▶ **STATED PROBLEM**: Set down, word for word, the stretch of lines from the one containing "Parse this screenshot: output" to the end of the records below.

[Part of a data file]
········

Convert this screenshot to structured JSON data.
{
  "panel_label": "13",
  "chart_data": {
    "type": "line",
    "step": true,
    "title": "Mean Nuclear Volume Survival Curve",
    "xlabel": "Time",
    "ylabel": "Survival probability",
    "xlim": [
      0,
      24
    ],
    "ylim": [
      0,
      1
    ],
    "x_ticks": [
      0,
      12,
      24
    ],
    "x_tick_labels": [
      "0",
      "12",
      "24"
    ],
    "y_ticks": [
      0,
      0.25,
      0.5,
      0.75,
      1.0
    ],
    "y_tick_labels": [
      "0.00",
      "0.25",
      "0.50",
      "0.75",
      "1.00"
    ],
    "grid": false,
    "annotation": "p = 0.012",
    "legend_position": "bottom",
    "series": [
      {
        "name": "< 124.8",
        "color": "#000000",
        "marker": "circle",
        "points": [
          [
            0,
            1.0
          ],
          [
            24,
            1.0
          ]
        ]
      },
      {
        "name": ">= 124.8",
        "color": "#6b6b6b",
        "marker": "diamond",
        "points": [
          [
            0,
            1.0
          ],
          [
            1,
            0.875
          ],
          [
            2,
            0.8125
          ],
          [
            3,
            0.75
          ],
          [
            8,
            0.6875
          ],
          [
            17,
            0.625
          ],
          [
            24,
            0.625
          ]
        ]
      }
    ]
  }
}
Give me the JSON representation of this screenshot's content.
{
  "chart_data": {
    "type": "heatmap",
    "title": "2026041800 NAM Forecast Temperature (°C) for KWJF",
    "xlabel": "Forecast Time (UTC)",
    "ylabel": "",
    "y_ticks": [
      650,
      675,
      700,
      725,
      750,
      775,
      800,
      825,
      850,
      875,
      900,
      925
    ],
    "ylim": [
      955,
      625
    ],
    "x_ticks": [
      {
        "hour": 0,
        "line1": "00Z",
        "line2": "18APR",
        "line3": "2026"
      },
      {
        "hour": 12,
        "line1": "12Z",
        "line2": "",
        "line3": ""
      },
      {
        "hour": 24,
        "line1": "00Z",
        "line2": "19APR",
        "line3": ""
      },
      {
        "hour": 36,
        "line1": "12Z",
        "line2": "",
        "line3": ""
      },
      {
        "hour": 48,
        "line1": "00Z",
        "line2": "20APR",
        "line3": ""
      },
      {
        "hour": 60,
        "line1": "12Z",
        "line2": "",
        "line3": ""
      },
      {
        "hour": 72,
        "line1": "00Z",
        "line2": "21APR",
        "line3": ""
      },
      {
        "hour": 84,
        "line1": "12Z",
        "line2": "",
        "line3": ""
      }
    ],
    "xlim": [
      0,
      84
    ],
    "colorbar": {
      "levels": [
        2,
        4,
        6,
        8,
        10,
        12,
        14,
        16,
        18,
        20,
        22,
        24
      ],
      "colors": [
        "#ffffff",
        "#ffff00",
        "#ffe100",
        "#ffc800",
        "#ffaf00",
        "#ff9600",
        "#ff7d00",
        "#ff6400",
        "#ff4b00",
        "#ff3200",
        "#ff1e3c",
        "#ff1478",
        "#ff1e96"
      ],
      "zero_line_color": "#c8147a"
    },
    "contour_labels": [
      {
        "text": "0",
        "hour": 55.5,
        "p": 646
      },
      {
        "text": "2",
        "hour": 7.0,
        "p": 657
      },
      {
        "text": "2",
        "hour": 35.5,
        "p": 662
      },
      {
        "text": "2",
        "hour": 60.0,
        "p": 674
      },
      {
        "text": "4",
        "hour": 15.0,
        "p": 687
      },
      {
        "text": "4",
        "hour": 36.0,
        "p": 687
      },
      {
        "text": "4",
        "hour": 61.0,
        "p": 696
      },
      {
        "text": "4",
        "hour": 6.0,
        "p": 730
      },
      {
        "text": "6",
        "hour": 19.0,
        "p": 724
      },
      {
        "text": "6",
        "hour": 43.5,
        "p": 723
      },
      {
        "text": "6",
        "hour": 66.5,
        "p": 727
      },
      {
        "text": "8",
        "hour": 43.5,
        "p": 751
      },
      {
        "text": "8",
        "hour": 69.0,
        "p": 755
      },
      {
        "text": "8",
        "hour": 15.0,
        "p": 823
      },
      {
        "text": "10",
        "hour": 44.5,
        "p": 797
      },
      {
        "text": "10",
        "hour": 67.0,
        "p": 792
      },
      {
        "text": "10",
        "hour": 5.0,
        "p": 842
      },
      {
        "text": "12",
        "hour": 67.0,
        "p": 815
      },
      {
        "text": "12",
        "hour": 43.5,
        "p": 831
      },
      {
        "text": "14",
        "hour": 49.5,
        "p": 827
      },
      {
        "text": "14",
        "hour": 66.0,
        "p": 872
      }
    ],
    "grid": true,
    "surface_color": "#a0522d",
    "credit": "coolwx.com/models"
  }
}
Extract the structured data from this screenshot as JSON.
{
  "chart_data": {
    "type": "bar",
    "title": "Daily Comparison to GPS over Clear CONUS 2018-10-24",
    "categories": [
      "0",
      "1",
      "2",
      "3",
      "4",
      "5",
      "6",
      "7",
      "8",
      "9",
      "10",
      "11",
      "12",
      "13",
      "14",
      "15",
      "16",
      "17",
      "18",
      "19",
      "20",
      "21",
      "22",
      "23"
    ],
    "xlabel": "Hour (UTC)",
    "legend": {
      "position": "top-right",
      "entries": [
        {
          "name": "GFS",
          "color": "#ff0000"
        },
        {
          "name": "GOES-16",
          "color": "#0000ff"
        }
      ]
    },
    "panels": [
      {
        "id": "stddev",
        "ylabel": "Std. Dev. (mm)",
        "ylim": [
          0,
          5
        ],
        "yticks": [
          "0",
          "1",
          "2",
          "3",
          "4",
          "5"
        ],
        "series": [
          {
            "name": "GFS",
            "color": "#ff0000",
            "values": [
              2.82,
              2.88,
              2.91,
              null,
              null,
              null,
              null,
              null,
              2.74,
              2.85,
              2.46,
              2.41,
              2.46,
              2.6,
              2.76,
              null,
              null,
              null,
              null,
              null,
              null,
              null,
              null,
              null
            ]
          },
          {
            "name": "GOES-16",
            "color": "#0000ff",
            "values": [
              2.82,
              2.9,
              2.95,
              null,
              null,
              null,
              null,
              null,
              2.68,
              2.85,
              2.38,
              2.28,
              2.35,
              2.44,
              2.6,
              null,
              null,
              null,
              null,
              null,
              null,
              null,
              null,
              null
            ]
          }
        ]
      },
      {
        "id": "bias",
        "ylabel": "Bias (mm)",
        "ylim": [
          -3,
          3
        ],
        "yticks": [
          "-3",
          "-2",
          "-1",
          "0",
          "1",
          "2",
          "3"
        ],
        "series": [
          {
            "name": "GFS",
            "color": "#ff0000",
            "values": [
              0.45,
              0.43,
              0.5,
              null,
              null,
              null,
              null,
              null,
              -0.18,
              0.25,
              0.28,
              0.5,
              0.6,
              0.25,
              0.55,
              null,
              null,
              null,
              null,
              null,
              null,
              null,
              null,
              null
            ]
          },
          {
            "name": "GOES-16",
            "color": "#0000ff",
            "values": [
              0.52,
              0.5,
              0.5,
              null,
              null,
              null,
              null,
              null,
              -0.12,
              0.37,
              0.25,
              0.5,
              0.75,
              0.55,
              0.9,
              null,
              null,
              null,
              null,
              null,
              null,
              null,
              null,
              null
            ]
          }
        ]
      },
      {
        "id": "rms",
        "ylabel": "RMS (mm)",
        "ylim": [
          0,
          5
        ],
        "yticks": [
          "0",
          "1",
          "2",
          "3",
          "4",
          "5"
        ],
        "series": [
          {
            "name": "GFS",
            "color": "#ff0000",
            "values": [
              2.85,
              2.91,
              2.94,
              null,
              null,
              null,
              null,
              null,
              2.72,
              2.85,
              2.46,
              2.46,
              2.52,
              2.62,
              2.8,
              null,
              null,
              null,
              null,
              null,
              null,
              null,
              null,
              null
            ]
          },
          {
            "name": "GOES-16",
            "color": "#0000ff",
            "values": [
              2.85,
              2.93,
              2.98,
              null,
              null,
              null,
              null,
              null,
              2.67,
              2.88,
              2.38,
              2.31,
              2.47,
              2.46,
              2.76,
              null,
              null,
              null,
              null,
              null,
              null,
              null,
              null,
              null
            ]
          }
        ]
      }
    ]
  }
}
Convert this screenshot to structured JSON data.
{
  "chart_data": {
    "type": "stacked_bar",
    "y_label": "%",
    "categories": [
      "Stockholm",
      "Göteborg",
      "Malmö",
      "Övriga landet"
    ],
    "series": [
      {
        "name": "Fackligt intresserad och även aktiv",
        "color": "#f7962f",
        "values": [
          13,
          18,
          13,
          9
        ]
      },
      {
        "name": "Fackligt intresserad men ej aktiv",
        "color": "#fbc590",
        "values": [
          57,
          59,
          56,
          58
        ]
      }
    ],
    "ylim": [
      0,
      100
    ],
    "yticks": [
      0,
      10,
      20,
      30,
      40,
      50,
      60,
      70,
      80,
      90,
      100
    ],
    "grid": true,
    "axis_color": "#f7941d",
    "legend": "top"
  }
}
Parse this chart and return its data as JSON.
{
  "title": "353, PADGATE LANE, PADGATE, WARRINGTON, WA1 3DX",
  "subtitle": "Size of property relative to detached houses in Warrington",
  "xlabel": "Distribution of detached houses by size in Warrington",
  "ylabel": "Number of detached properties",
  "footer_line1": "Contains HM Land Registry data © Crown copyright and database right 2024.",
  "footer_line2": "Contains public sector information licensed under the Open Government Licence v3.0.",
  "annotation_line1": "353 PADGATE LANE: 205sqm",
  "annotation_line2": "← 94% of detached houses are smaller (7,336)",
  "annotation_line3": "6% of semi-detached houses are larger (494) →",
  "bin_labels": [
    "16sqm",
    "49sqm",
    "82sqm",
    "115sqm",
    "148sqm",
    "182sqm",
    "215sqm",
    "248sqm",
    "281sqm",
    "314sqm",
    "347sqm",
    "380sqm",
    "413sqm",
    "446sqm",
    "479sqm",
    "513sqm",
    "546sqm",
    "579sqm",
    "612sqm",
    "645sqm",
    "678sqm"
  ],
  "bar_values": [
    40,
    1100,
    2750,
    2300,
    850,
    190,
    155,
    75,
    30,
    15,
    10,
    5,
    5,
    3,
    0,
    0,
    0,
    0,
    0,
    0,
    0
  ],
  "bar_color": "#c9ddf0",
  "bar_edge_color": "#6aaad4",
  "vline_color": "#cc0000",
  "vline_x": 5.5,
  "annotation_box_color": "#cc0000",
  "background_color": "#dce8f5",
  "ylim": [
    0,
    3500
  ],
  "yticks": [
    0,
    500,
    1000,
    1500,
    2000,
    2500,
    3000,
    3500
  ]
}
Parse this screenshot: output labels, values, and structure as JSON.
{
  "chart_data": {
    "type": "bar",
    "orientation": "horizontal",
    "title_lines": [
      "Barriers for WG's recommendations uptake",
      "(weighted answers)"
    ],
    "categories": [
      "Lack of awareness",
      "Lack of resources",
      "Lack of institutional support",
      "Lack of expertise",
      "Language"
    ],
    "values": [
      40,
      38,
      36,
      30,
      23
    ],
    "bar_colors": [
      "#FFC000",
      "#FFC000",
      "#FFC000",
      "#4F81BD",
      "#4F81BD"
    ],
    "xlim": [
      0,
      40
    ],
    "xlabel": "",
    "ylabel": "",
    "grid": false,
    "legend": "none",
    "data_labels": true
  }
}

········

▶ **FINAL ANSWER**:
Parse this screenshot: output labels, values, and structure as JSON.
{
  "chart_data": {
    "type": "bar",
    "orientation": "horizontal",
    "title_lines": [
      "Barriers for WG's recommendations uptake",
      "(weighted answers)"
    ],
    "categories": [
      "Lack of awareness",
      "Lack of resources",
      "Lack of institutional support",
      "Lack of expertise",
      "Language"
    ],
    "values": [
      40,
      38,
      36,
      30,
      23
    ],
    "bar_colors": [
      "#FFC000",
      "#FFC000",
      "#FFC000",
      "#4F81BD",
      "#4F81BD"
    ],
    "xlim": [
      0,
      40
    ],
    "xlabel": "",
    "ylabel": "",
    "grid": false,
    "legend": "none",
    "data_labels": true
  }
}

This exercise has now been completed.